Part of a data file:
....

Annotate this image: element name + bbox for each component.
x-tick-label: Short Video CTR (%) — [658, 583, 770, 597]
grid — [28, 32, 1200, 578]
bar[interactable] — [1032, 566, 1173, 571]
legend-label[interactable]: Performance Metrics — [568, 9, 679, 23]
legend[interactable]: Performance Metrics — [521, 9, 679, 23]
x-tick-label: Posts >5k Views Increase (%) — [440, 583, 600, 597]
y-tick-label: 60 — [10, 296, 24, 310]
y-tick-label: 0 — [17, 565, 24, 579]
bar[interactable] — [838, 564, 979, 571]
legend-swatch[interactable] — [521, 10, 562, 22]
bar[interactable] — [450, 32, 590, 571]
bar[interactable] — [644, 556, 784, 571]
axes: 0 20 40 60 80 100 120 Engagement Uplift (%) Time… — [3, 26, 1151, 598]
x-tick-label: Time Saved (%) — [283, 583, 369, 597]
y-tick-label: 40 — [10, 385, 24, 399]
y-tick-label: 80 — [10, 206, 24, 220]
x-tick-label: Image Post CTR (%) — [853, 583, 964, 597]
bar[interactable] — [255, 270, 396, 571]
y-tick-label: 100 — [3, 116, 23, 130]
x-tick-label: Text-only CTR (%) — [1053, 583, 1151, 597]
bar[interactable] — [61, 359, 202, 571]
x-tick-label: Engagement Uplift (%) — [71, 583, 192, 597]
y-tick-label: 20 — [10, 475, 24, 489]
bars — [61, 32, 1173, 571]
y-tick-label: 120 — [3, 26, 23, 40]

....

### [Aim]
Reproduce every line of the listing above with no changes.

### [Written reply]
Annotate this image: element name + bbox for each component.
x-tick-label: Short Video CTR (%) — [658, 583, 770, 597]
grid — [28, 32, 1200, 578]
bar[interactable] — [1032, 566, 1173, 571]
legend-label[interactable]: Performance Metrics — [568, 9, 679, 23]
legend[interactable]: Performance Metrics — [521, 9, 679, 23]
x-tick-label: Posts >5k Views Increase (%) — [440, 583, 600, 597]
y-tick-label: 60 — [10, 296, 24, 310]
y-tick-label: 0 — [17, 565, 24, 579]
bar[interactable] — [838, 564, 979, 571]
legend-swatch[interactable] — [521, 10, 562, 22]
bar[interactable] — [450, 32, 590, 571]
bar[interactable] — [644, 556, 784, 571]
axes: 0 20 40 60 80 100 120 Engagement Uplift (%) Time… — [3, 26, 1151, 598]
x-tick-label: Time Saved (%) — [283, 583, 369, 597]
y-tick-label: 40 — [10, 385, 24, 399]
y-tick-label: 80 — [10, 206, 24, 220]
x-tick-label: Image Post CTR (%) — [853, 583, 964, 597]
bar[interactable] — [255, 270, 396, 571]
y-tick-label: 100 — [3, 116, 23, 130]
x-tick-label: Text-only CTR (%) — [1053, 583, 1151, 597]
bar[interactable] — [61, 359, 202, 571]
x-tick-label: Engagement Uplift (%) — [71, 583, 192, 597]
y-tick-label: 20 — [10, 475, 24, 489]
bars — [61, 32, 1173, 571]
y-tick-label: 120 — [3, 26, 23, 40]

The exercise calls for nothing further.